Stored records:
==========

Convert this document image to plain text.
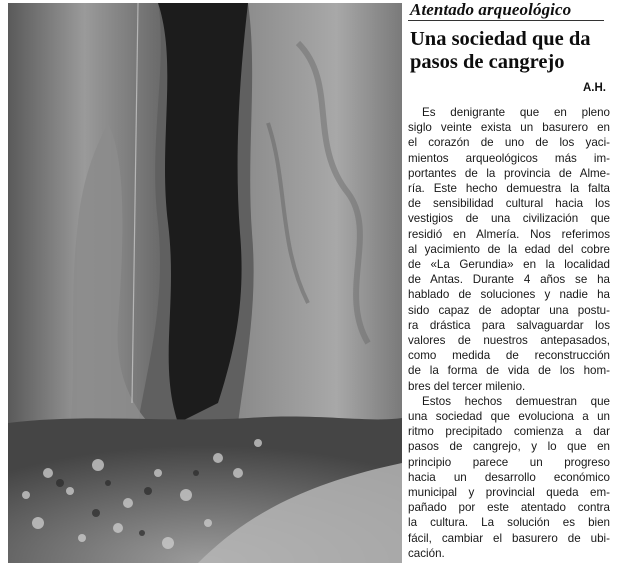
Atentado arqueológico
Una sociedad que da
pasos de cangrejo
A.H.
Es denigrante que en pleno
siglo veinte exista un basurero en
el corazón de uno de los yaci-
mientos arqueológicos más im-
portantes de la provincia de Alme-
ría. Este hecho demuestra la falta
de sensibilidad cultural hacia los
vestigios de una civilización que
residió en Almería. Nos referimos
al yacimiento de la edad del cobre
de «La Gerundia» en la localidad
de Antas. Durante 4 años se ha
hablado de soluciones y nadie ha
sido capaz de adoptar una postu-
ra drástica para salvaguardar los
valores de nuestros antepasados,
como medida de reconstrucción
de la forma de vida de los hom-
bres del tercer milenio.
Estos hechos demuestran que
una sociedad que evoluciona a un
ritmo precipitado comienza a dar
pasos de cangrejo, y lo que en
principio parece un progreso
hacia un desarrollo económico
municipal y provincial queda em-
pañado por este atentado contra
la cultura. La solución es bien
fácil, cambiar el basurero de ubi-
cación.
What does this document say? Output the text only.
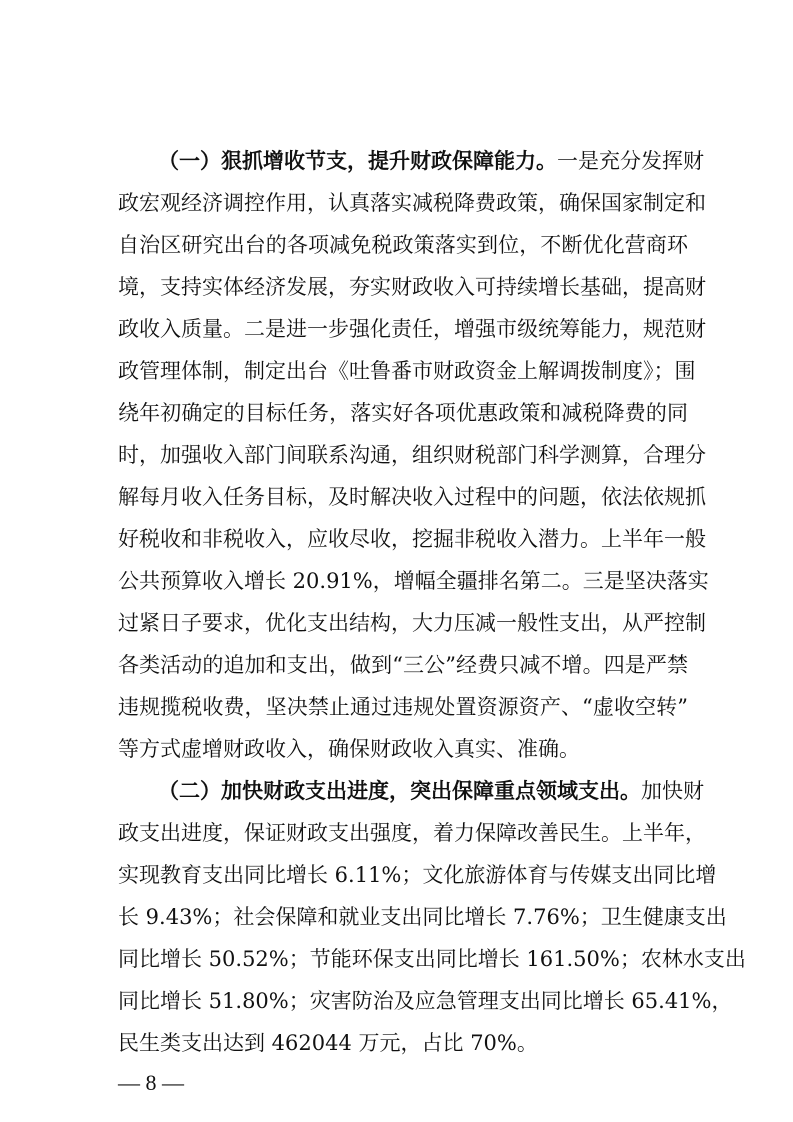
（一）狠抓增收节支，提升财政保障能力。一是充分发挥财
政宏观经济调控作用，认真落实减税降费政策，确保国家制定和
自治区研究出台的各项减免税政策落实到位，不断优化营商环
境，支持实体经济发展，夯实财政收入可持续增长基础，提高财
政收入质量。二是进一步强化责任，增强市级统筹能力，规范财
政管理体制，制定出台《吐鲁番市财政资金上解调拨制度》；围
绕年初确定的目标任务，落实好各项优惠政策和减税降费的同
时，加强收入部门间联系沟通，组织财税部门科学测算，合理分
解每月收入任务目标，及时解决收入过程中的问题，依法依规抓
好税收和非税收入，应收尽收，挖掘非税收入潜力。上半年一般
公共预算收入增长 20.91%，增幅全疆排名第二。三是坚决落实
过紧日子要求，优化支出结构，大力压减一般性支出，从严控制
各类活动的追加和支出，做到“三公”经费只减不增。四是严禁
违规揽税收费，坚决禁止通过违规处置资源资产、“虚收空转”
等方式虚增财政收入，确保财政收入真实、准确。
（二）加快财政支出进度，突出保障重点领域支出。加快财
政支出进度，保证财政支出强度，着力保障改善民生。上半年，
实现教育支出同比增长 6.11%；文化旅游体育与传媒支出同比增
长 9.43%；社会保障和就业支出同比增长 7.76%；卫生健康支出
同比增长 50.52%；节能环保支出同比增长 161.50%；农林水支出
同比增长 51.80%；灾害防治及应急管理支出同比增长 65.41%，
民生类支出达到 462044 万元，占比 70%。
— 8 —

==========

▶ _WORK INSTRUCTIONS_: Give every line of the material that includes the string "cangrejo".

▶ _EXERCISE OUTPUT_:
pasos de cangrejo
pasos de cangrejo, y lo que en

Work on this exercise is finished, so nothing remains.